-- BEGIN --

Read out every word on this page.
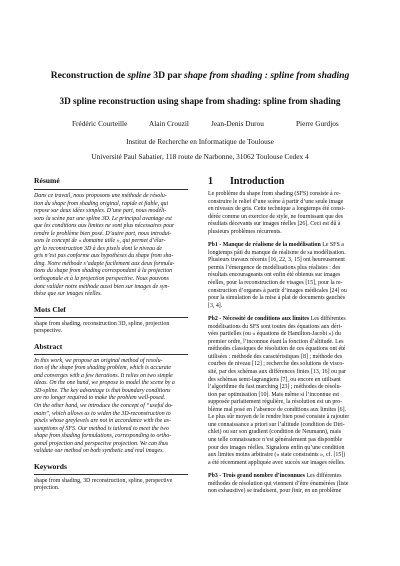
Reconstruction de spline 3D par shape from shading : spline from shading
3D spline reconstruction using shape from shading: spline from shading
Frédéric Courteille	Alain Crouzil	Jean-Denis Durou	Pierre Gurdjos
Institut de Recherche en Informatique de Toulouse
Université Paul Sabatier, 118 route de Narbonne, 31062 Toulouse Cedex 4
Résumé

Dans ce travail, nous proposons une méthode de résolu-

tion du shape from shading original, rapide et fiable, qui

repose sur deux idées simples. D’une part, nous modéli-

sons la scène par une spline 3D. Le principal avantage est

que les conditions aux limites ne sont plus nécessaires pour

rendre le problème bien posé. D’autre part, nous introdui-

sons le concept de « domaine utile », qui permet d’élar-

gir la reconstruction 3D à des pixels dont le niveau de

gris n’est pas conforme aux hypothèses du shape from sha-

ding. Notre méthode s’adapte facilement aux deux formula-

tions du shape from shading correspondant à la projection

orthogonale et à la projection perspective. Nous pouvons

donc valider notre méthode aussi bien sur images de syn-

thèse que sur images réelles.

Mots Clef

shape from shading, reconstruction 3D, spline, projection

perspective.

Abstract

In this work, we propose an original method of resolu-

tion of the shape from shading problem, which is accurate

and converges with a few iterations. It relies on two simple

ideas. On the one hand, we propose to model the scene by a

3D-spline. The key advantage is that boundary conditions

are no longer required to make the problem well-posed.

On the other hand, we introduce the concept of “useful do-

main”, which allows us to widen the 3D-reconstruction to

pixels whose greylevels are not in accordance with the as-

sumptions of SFS. Our method is tailored to meet the two

shape from shading formulations, corresponding to ortho-

gonal projection and perspective projection. We can thus

validate our method on both synthetic and real images.

Keywords

shape from shading, 3D reconstruction, spline, perspective

projection.

1 Introduction

Le problème du shape from shading (SFS) consiste à re-

construire le relief d’une scène à partir d’une seule image

en niveaux de gris. Cette technique a longtemps été consi-

dérée comme un exercice de style, ne fournissant que des

résultats décevants sur images réelles [26]. Ceci est dû à

plusieurs problèmes récurrents.

Pb1 - Manque de réalisme de la modélisation Le SFS a

longtemps pâti du manque de réalisme de sa modélisation.

Plusieurs travaux récents [16, 22, 3, 15] ont heureusement

permis l’émergence de modélisations plus réalistes : des

résultats encourageants ont enfin été obtenus sur images

réelles, pour la reconstruction de visages [15], pour la re-

construction d’organes à partir d’images médicales [24] ou

pour la simulation de la mise à plat de documents gauchés

[3, 4].

Pb2 - Nécessité de conditions aux limites Les différentes

modélisations du SFS sont toutes des équations aux déri-

vées partielles (ou « équations de Hamilton-Jacobi ») du

premier ordre, l’inconnue étant la fonction d’altitude. Les

méthodes classiques de résolution de ces équations ont été

utilisées : méthode des caractéristiques [8] ; méthode des

courbes de niveau [12] ; recherche des solutions de visco-

sité, par des schémas aux différences finies [13, 16] ou par

des schémas semi-lagrangiens [7], ou encore en utilisant

l’algorithme du fast marching [23] ; méthodes de résolu-

tion par optimisation [10]. Mais même si l’inconnue est

supposée parfaitement régulière, la résolution est un pro-

blème mal posé en l’absence de conditions aux limites [6].

Le plus sûr moyen de le rendre bien posé consiste à rajouter

une connaissance a priori sur l’altitude (condition de Diri-

chlet) ou sur son gradient (condition de Neumann), mais

une telle connaissance n’est généralement pas disponible

pour des images réelles. Signalons enfin qu’une condition

aux limites moins arbitraire (« state constraints », cf. [15])

a été récemment appliquée avec succès sur images réelles.

Pb3 - Trois grand nombre d’inconnues Les différentes

méthodes de résolution qui viennent d’être énumérées (liste

non exhaustive) se traduisent, pour finir, en un problème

-- END --

== Exercise prompt ==
Write out every line of the preceding listing that contains "consiste".

== The solution ==
Le problème du shape from shading (SFS) consiste à re-
Le plus sûr moyen de le rendre bien posé consiste à rajouter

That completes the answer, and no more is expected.